● **INSTRUCTION A**
In the speech excerpt, how much money does the government give IBM, and what is it for?

● **TEXT SHOWN**
§ §
This is why this is an important issue. I think it speaks to a larger issue of some ulterior motive, that is, that the government does not really want to complete the implementation of these practices because under the current regime it is easier to be secretive and less than forthright, even though on paper, if one can plow through reams of paper currently produced in the public accounting system, it is not as understandable as it could be. Again I raise the point that it is an issue of natural justice. People deserve to know. As well, it is one of the commonly made points in the literacy community that we are all trying to simplify our language so that it is more comprehensible.

I raised one of the issues that is drawing the scrutiny of the public to public spending in a way that it never has in recent memory: the issue of the technology partnership loans. Were this new accounting practice put in place fully, and if we had the new government operations and estimates standing committee in place, the merit of those planned expenditures would be tested against a whole different yardstick. In other words, much as most provincial governments do, any kind of major program spending would have to meet the tests under this new set of accrual accounting practices. We would want to know the predictable outcomes, or at least the goals and objectives, and by what yardstick those goals and objectives shall be measured as to whether they are met or not.

Under such a system or regime of accounting, I do not believe that the technology partnership loans would ever have gotten off the ground. This was program spending that was introduced, we argue, on a political whim more than on any kind of an economic rationale, to give money to corporations that do not need it in exchange for large contributions to the ruling party.

I am not overstating things when I suggest that, because why else would the government give $33 million to IBM to develop a technology research program? That is not a struggling, upstart young company and neither are Bombardier, Pratt & Whitney, Spar Aerospace or SNC-Lavalin. These companies did not need that investment, yet they dutifully kicked back large amounts of money to the Liberal Party to thank it for that investment.
§ §
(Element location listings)
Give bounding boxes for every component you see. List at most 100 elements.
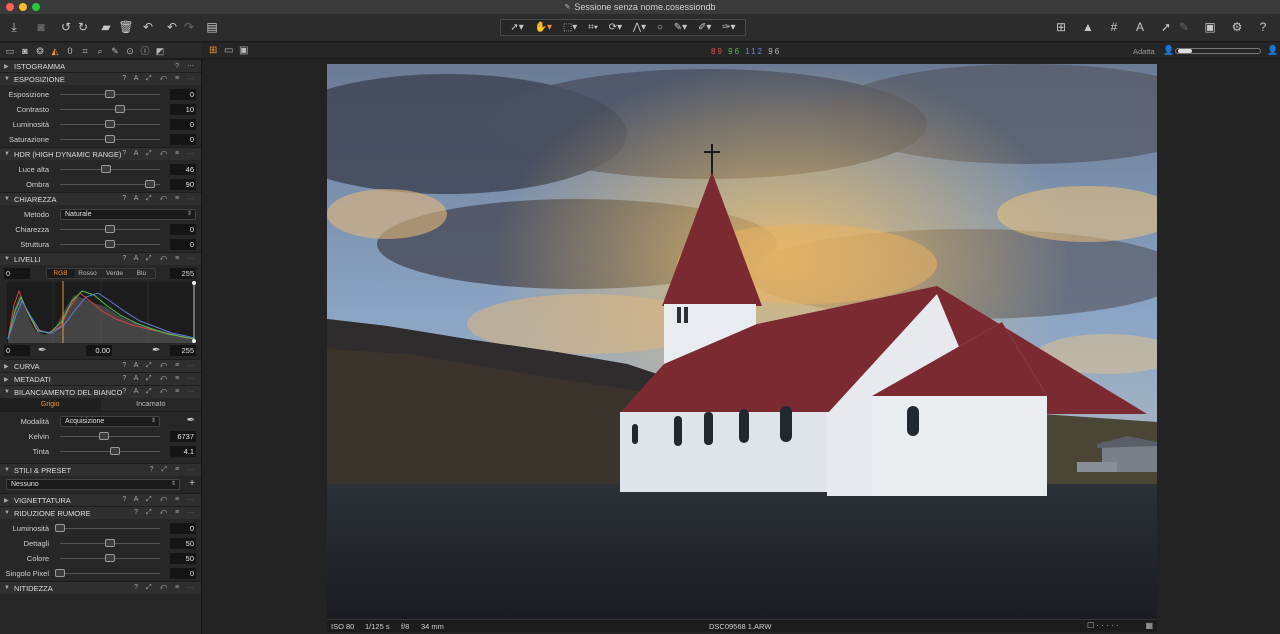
value-field[interactable]: 0 (170, 224, 196, 235)
output-high-field[interactable]: 255 (170, 345, 196, 356)
panel-actions-icon[interactable]: ? A ⤢ ↶ ≡ ⋯ (122, 496, 197, 504)
slider-thumb[interactable] (110, 447, 120, 455)
channel-tab-rgb[interactable]: RGB (47, 269, 74, 278)
undo-icon[interactable]: ↶ (164, 19, 180, 35)
slider-thumb[interactable] (105, 120, 115, 128)
multi-view-icon[interactable]: ⊞ (209, 45, 217, 56)
value-field[interactable]: 0 (170, 119, 196, 130)
slider-thumb[interactable] (101, 165, 111, 173)
exposure-warning-icon[interactable]: ▲ (1080, 19, 1096, 35)
eyedropper-white-icon[interactable]: ✒ (152, 345, 160, 356)
slider-thumb[interactable] (105, 90, 115, 98)
input-low-field[interactable]: 0 (4, 268, 30, 279)
stili-header[interactable]: ▼ STILI & PRESET ? ⤢ ≡ ⋯ (0, 463, 201, 476)
panel-actions-icon[interactable]: ? A ⤢ ↶ ≡ ⋯ (122, 255, 197, 263)
value-field[interactable]: 4.1 (170, 446, 196, 457)
value-field[interactable]: 6737 (170, 431, 196, 442)
hdr-header[interactable]: ▼ HDR (HIGH DYNAMIC RANGE) ? A ⤢ ↶ ≡ ⋯ (0, 147, 201, 160)
select-cursor-icon[interactable]: ➚▾ (510, 22, 523, 33)
rotate-cursor-icon[interactable]: ⟳▾ (609, 22, 622, 33)
tab-incarnato[interactable]: Incarnato (101, 398, 202, 411)
slider-thumb[interactable] (55, 524, 65, 532)
istogramma-header[interactable]: ▶ ISTOGRAMMA ? ⋯ (0, 59, 201, 72)
midpoint-field[interactable]: 0.00 (86, 345, 112, 356)
trash-icon[interactable]: 🗑 (118, 19, 134, 35)
grid-overlay-icon[interactable]: ⊞ (1053, 19, 1069, 35)
panel-actions-icon[interactable]: ? A ⤢ ↶ ≡ ⋯ (122, 150, 197, 158)
move-to-folder-icon[interactable]: ▰ (98, 19, 114, 35)
slider-thumb[interactable] (115, 105, 125, 113)
zoom-button[interactable] (32, 3, 40, 11)
chiarezza-header[interactable]: ▼ CHIAREZZA ? A ⤢ ↶ ≡ ⋯ (0, 192, 201, 205)
panel-actions-icon[interactable]: ? ⤢ ↶ ≡ ⋯ (134, 509, 197, 517)
channel-tab-blue[interactable]: Blu (128, 269, 155, 278)
tab-grigio[interactable]: Grigio (0, 398, 101, 411)
camera-icon[interactable]: ◙ (33, 19, 49, 35)
print-icon[interactable]: ▣ (1202, 19, 1218, 35)
slider-thumb[interactable] (99, 432, 109, 440)
zoom-slider[interactable] (1175, 48, 1261, 54)
color-tab-icon[interactable]: ❂ (34, 45, 46, 57)
keystone-cursor-icon[interactable]: ⋀▾ (633, 22, 646, 33)
input-high-field[interactable]: 255 (170, 268, 196, 279)
library-tab-icon[interactable]: ▭ (4, 45, 16, 57)
rumore-header[interactable]: ▼ RIDUZIONE RUMORE ? ⤢ ↶ ≡ ⋯ (0, 506, 201, 519)
lens-tab-icon[interactable]: 0 (64, 45, 76, 57)
minimize-button[interactable] (19, 3, 27, 11)
slider-track[interactable] (60, 528, 160, 529)
exposure-tab-icon[interactable]: ◭ (49, 45, 61, 57)
erase-cursor-icon[interactable]: ✐▾ (698, 22, 711, 33)
preset-dropdown[interactable]: Nessuno ⇕ (6, 479, 180, 490)
esposizione-header[interactable]: ▼ ESPOSIZIONE ? A ⤢ ↶ ≡ ⋯ (0, 72, 201, 85)
single-view-icon[interactable]: ▭ (224, 45, 233, 56)
slider-thumb[interactable] (105, 135, 115, 143)
proof-view-icon[interactable]: ▣ (239, 45, 248, 56)
panel-actions-icon[interactable]: ? ⋯ (175, 62, 197, 70)
loupe-cursor-icon[interactable]: ⬚▾ (563, 22, 577, 33)
photo-canvas[interactable] (327, 64, 1157, 619)
channel-tab-red[interactable]: Rosso (74, 269, 101, 278)
value-field[interactable]: 50 (170, 553, 196, 564)
slider-thumb[interactable] (105, 554, 115, 562)
eyedropper-black-icon[interactable]: ✒ (38, 345, 46, 356)
slider-track[interactable] (60, 573, 160, 574)
brush-cursor-icon[interactable]: ✎▾ (674, 22, 687, 33)
slider-thumb[interactable] (55, 569, 65, 577)
text-annotation-icon[interactable]: A (1132, 19, 1148, 35)
panel-actions-icon[interactable]: ? A ⤢ ↶ ≡ ⋯ (122, 375, 197, 383)
local-adjustments-tab-icon[interactable]: ✎ (109, 45, 121, 57)
value-field[interactable]: 0 (170, 239, 196, 250)
panel-actions-icon[interactable]: ? ⤢ ≡ ⋯ (150, 466, 197, 474)
share-icon[interactable]: ✎ (1176, 19, 1192, 35)
import-icon[interactable]: ⤓ (6, 19, 22, 35)
slider-thumb[interactable] (105, 225, 115, 233)
reset-icon[interactable]: ↶ (140, 19, 156, 35)
method-dropdown[interactable]: Naturale ⇕ (60, 209, 196, 220)
value-field[interactable]: 90 (170, 179, 196, 190)
nitidezza-header[interactable]: ▼ NITIDEZZA ? ⤢ ↶ ≡ ⋯ (0, 581, 201, 594)
metadata-tab-icon[interactable]: ⓘ (139, 45, 151, 57)
rating-dots-icon[interactable]: ☐ · · · · · (1087, 621, 1119, 630)
slider-track[interactable] (60, 436, 160, 437)
panel-actions-icon[interactable]: ? ⤢ ↶ ≡ ⋯ (134, 584, 197, 592)
zoom-slider-thumb[interactable] (1178, 49, 1192, 53)
output-tab-icon[interactable]: ⊙ (124, 45, 136, 57)
levels-histogram[interactable] (5, 280, 197, 344)
wb-mode-dropdown[interactable]: Acquisizione ⇕ (60, 416, 160, 427)
channel-tab-green[interactable]: Verde (101, 269, 128, 278)
gear-icon[interactable]: ⚙ (1229, 19, 1245, 35)
value-field[interactable]: 0 (170, 523, 196, 534)
metadati-header[interactable]: ▶ METADATI ? A ⤢ ↶ ≡ ⋯ (0, 372, 201, 385)
slider-thumb[interactable] (105, 539, 115, 547)
copy-adjustments-icon[interactable]: ▤ (204, 19, 220, 35)
slider-track[interactable] (60, 109, 160, 110)
bilanciamento-header[interactable]: ▼ BILANCIAMENTO DEL BIANCO ? A ⤢ ↶ ≡ ⋯ (0, 385, 201, 398)
rotate-left-icon[interactable]: ↺ (58, 19, 74, 35)
picker-cursor-icon[interactable]: ✑▾ (722, 22, 735, 33)
slider-thumb[interactable] (105, 240, 115, 248)
panel-actions-icon[interactable]: ? A ⤢ ↶ ≡ ⋯ (122, 388, 197, 396)
rotate-right-icon[interactable]: ↻ (75, 19, 91, 35)
eyedropper-icon[interactable]: ✒ (187, 415, 195, 426)
value-field[interactable]: 50 (170, 538, 196, 549)
add-preset-icon[interactable]: + (189, 478, 195, 489)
§ §
● **INSTRUCTION B**
Please convert the listing lines into a Markdown table with the columns Row and Line, starting with the line with "value-field[interactable]: 0 (170, 224, 196, 235)" and going on through the line with "select-cursor-icon[interactable]: ➚▾ (510, 22, 523, 33)". Leave out any blank lines.

● **EXERCISE OUTPUT A**
$33 million, to develop a technology research program.

● **EXERCISE OUTPUT B**
| Row | Line |
|---|---|
| 1 | value-field[interactable]: 0 (170, 224, 196, 235) |
| 2 | output-high-field[interactable]: 255 (170, 345, 196, 356) |
| 3 | panel-actions-icon[interactable]: ? A ⤢ ↶ ≡ ⋯ (122, 496, 197, 504) |
| 4 | slider-thumb[interactable] (110, 447, 120, 455) |
| 5 | channel-tab-rgb[interactable]: RGB (47, 269, 74, 278) |
| 6 | undo-icon[interactable]: ↶ (164, 19, 180, 35) |
| 7 | slider-thumb[interactable] (105, 120, 115, 128) |
| 8 | multi-view-icon[interactable]: ⊞ (209, 45, 217, 56) |
| 9 | value-field[interactable]: 0 (170, 119, 196, 130) |
| 10 | slider-thumb[interactable] (101, 165, 111, 173) |
| 11 | exposure-warning-icon[interactable]: ▲ (1080, 19, 1096, 35) |
| 12 | eyedropper-white-icon[interactable]: ✒ (152, 345, 160, 356) |
| 13 | slider-thumb[interactable] (105, 90, 115, 98) |
| 14 | input-low-field[interactable]: 0 (4, 268, 30, 279) |
| 15 | stili-header[interactable]: ▼ STILI & PRESET ? ⤢ ≡ ⋯ (0, 463, 201, 476) |
| 16 | panel-actions-icon[interactable]: ? A ⤢ ↶ ≡ ⋯ (122, 255, 197, 263) |
| 17 | value-field[interactable]: 4.1 (170, 446, 196, 457) |
| 18 | value-field[interactable]: 6737 (170, 431, 196, 442) |
| 19 | hdr-header[interactable]: ▼ HDR (HIGH DYNAMIC RANGE) ? A ⤢ ↶ ≡ ⋯ (0, 147, 201, 160) |
| 20 | select-cursor-icon[interactable]: ➚▾ (510, 22, 523, 33) |